## start

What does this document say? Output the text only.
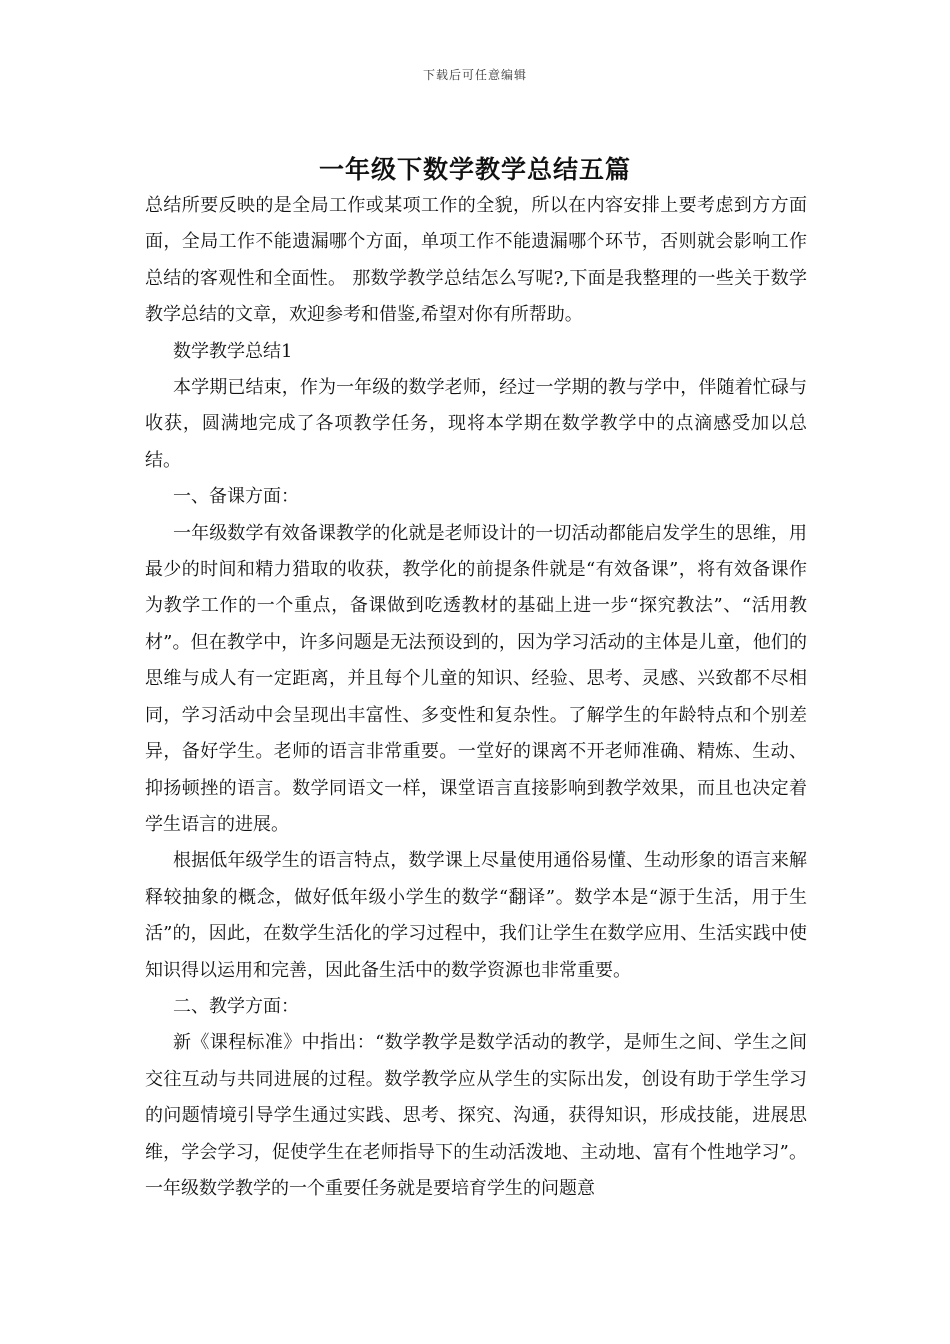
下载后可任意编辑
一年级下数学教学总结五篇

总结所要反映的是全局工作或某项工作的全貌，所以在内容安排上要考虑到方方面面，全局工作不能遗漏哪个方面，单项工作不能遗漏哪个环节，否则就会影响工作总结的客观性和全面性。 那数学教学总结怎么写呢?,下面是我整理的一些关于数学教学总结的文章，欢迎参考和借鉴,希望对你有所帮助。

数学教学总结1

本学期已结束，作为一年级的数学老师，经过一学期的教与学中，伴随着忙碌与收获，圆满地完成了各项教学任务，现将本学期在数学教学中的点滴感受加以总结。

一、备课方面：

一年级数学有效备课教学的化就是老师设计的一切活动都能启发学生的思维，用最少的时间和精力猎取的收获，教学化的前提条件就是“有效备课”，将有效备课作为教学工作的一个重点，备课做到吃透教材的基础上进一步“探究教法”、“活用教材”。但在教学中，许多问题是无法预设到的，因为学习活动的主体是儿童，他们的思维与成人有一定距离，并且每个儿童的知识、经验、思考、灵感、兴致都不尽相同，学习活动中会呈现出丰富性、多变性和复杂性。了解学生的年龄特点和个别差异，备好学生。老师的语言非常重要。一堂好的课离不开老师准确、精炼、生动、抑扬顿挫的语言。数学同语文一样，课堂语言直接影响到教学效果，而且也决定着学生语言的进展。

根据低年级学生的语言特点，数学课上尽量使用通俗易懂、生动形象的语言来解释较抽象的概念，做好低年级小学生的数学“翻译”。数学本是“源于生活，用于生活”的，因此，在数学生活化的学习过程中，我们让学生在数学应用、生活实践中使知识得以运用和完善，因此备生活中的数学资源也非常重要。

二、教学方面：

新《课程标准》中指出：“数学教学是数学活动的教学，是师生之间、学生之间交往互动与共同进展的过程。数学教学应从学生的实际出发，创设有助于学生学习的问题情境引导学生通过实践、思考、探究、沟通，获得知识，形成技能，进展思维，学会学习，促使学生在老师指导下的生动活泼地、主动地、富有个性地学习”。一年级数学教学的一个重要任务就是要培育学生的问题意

## end

> [What the task asks] Retype the whole listing exactly and leave the pictures out.

> [Problem solution]
What does this document say? Output the text only.
下载后可任意编辑
一年级下数学教学总结五篇

总结所要反映的是全局工作或某项工作的全貌，所以在内容安排上要考虑到方方面面，全局工作不能遗漏哪个方面，单项工作不能遗漏哪个环节，否则就会影响工作总结的客观性和全面性。 那数学教学总结怎么写呢?,下面是我整理的一些关于数学教学总结的文章，欢迎参考和借鉴,希望对你有所帮助。

数学教学总结1

本学期已结束，作为一年级的数学老师，经过一学期的教与学中，伴随着忙碌与收获，圆满地完成了各项教学任务，现将本学期在数学教学中的点滴感受加以总结。

一、备课方面：

一年级数学有效备课教学的化就是老师设计的一切活动都能启发学生的思维，用最少的时间和精力猎取的收获，教学化的前提条件就是“有效备课”，将有效备课作为教学工作的一个重点，备课做到吃透教材的基础上进一步“探究教法”、“活用教材”。但在教学中，许多问题是无法预设到的，因为学习活动的主体是儿童，他们的思维与成人有一定距离，并且每个儿童的知识、经验、思考、灵感、兴致都不尽相同，学习活动中会呈现出丰富性、多变性和复杂性。了解学生的年龄特点和个别差异，备好学生。老师的语言非常重要。一堂好的课离不开老师准确、精炼、生动、抑扬顿挫的语言。数学同语文一样，课堂语言直接影响到教学效果，而且也决定着学生语言的进展。

根据低年级学生的语言特点，数学课上尽量使用通俗易懂、生动形象的语言来解释较抽象的概念，做好低年级小学生的数学“翻译”。数学本是“源于生活，用于生活”的，因此，在数学生活化的学习过程中，我们让学生在数学应用、生活实践中使知识得以运用和完善，因此备生活中的数学资源也非常重要。

二、教学方面：

新《课程标准》中指出：“数学教学是数学活动的教学，是师生之间、学生之间交往互动与共同进展的过程。数学教学应从学生的实际出发，创设有助于学生学习的问题情境引导学生通过实践、思考、探究、沟通，获得知识，形成技能，进展思维，学会学习，促使学生在老师指导下的生动活泼地、主动地、富有个性地学习”。一年级数学教学的一个重要任务就是要培育学生的问题意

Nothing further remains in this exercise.